PROBLEM:
From the listing below, pull out the lines that hold "seconds".

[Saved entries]
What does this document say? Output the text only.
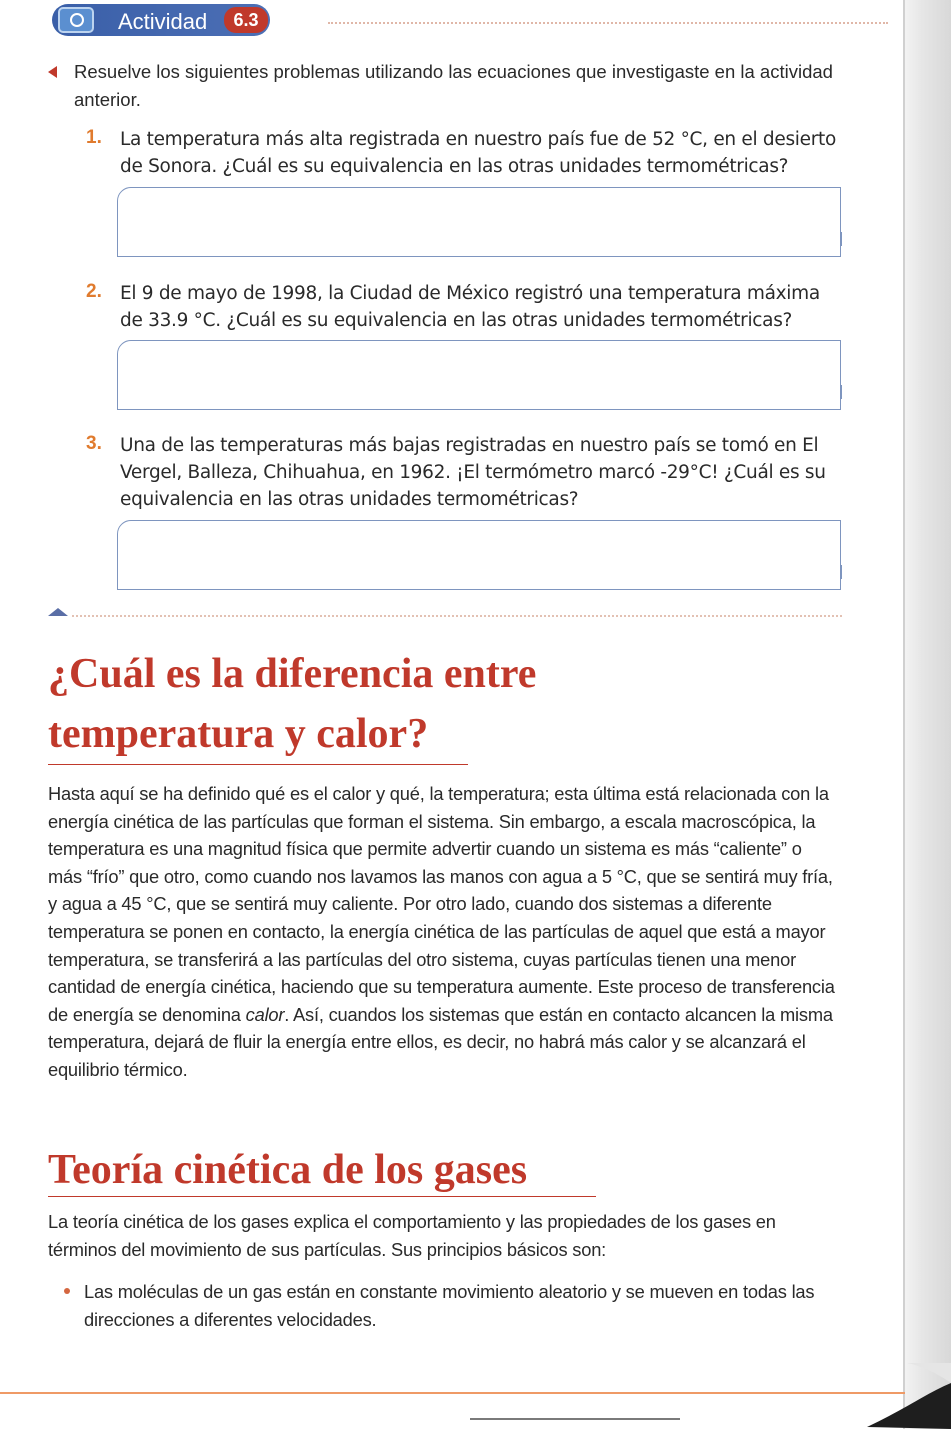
Actividad	6.3
Resuelve los siguientes problemas utilizando las ecuaciones que investigaste en la actividad anterior.
1. La temperatura más alta registrada en nuestro país fue de 52 °C, en el desierto de Sonora. ¿Cuál es su equivalencia en las otras unidades termométricas?
2. El 9 de mayo de 1998, la Ciudad de México registró una temperatura máxima de 33.9 °C. ¿Cuál es su equivalencia en las otras unidades termométricas?
3. Una de las temperaturas más bajas registradas en nuestro país se tomó en El Vergel, Balleza, Chihuahua, en 1962. ¡El termómetro marcó -29°C! ¿Cuál es su equivalencia en las otras unidades termométricas?
¿Cuál es la diferencia entre
temperatura y calor?
Hasta aquí se ha definido qué es el calor y qué, la temperatura; esta última está relacionada con la energía cinética de las partículas que forman el sistema. Sin embargo, a escala macroscópica, la temperatura es una magnitud física que permite advertir cuando un sistema es más “caliente” o más “frío” que otro, como cuando nos lavamos las manos con agua a 5 °C, que se sentirá muy fría, y agua a 45 °C, que se sentirá muy caliente. Por otro lado, cuando dos sistemas a diferente temperatura se ponen en contacto, la energía cinética de las partículas de aquel que está a mayor temperatura, se transferirá a las partículas del otro sistema, cuyas partículas tienen una menor cantidad de energía cinética, haciendo que su temperatura aumente. Este proceso de transferencia de energía se denomina calor. Así, cuandos los sistemas que están en contacto alcancen la misma temperatura, dejará de fluir la energía entre ellos, es decir, no habrá más calor y se alcanzará el equilibrio térmico.
Teoría cinética de los gases
La teoría cinética de los gases explica el comportamiento y las propiedades de los gases en términos del movimiento de sus partículas. Sus principios básicos son:
Las moléculas de un gas están en constante movimiento aleatorio y se mueven en todas las direcciones a diferentes velocidades.
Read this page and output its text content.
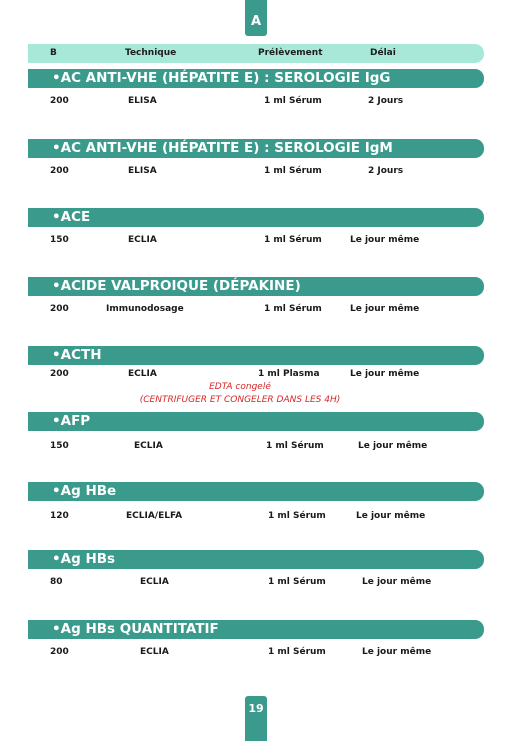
A
B	Technique	Prélèvement	Délai
•AC ANTI-VHE (HÉPATITE E) : SEROLOGIE IgG
200	ELISA	1 ml Sérum	2 Jours
•AC ANTI-VHE (HÉPATITE E) : SEROLOGIE IgM
200	ELISA	1 ml Sérum	2 Jours
•ACE
150	ECLIA	1 ml Sérum	Le jour même
•ACIDE VALPROIQUE (DÉPAKINE)
200	Immunodosage	1 ml Sérum	Le jour même
•ACTH
200	ECLIA	1 ml Plasma	Le jour même
EDTA congelé
(CENTRIFUGER ET CONGELER DANS LES 4H)
•AFP
150	ECLIA	1 ml Sérum	Le jour même
•Ag HBe
120	ECLIA/ELFA	1 ml Sérum	Le jour même
•Ag HBs
80	ECLIA	1 ml Sérum	Le jour même
•Ag HBs QUANTITATIF
200	ECLIA	1 ml Sérum	Le jour même
19
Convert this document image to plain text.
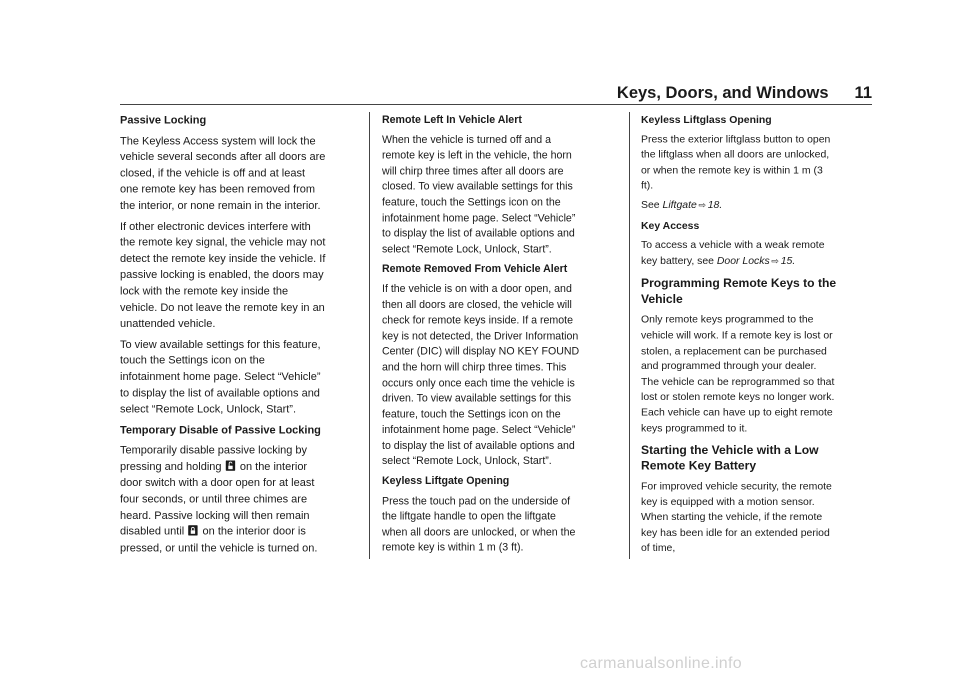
Keys, Doors, and Windows 11

Passive Locking

The Keyless Access system will lock the vehicle several seconds after all doors are closed, if the vehicle is off and at least one remote key has been removed from the interior, or none remain in the interior.

If other electronic devices interfere with the remote key signal, the vehicle may not detect the remote key inside the vehicle. If passive locking is enabled, the doors may lock with the remote key inside the vehicle. Do not leave the remote key in an unattended vehicle.

To view available settings for this feature, touch the Settings icon on the infotainment home page. Select “Vehicle” to display the list of available options and select “Remote Lock, Unlock, Start”.

Temporary Disable of Passive Locking

Temporarily disable passive locking by pressing and holding on the interior door switch with a door open for at least four seconds, or until three chimes are heard. Passive locking will then remain disabled until on the interior door is pressed, or until the vehicle is turned on.

Remote Left In Vehicle Alert

When the vehicle is turned off and a remote key is left in the vehicle, the horn will chirp three times after all doors are closed. To view available settings for this feature, touch the Settings icon on the infotainment home page. Select “Vehicle” to display the list of available options and select “Remote Lock, Unlock, Start”.

Remote Removed From Vehicle Alert

If the vehicle is on with a door open, and then all doors are closed, the vehicle will check for remote keys inside. If a remote key is not detected, the Driver Information Center (DIC) will display NO KEY FOUND and the horn will chirp three times. This occurs only once each time the vehicle is driven. To view available settings for this feature, touch the Settings icon on the infotainment home page. Select “Vehicle” to display the list of available options and select “Remote Lock, Unlock, Start”.

Keyless Liftgate Opening

Press the touch pad on the underside of the liftgate handle to open the liftgate when all doors are unlocked, or when the remote key is within 1 m (3 ft).

Keyless Liftglass Opening

Press the exterior liftglass button to open the liftglass when all doors are unlocked, or when the remote key is within 1 m (3 ft).

See Liftgate ⇨ 18.

Key Access

To access a vehicle with a weak remote key battery, see Door Locks ⇨ 15.

Programming Remote Keys to the Vehicle

Only remote keys programmed to the vehicle will work. If a remote key is lost or stolen, a replacement can be purchased and programmed through your dealer. The vehicle can be reprogrammed so that lost or stolen remote keys no longer work. Each vehicle can have up to eight remote keys programmed to it.

Starting the Vehicle with a Low Remote Key Battery

For improved vehicle security, the remote key is equipped with a motion sensor. When starting the vehicle, if the remote key has been idle for an extended period of time,

carmanualsonline.info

EXERCISE SOLUTION:
The Keyless Access system will lock the vehicle several seconds after all doors are closed, if the vehicle is off and at least one remote key has been removed from the interior, or none remain in the interior.
Temporarily disable passive locking by pressing and holding on the interior door switch with a door open for at least four seconds, or until three chimes are heard. Passive locking will then remain disabled until on the interior door is pressed, or until the vehicle is turned on.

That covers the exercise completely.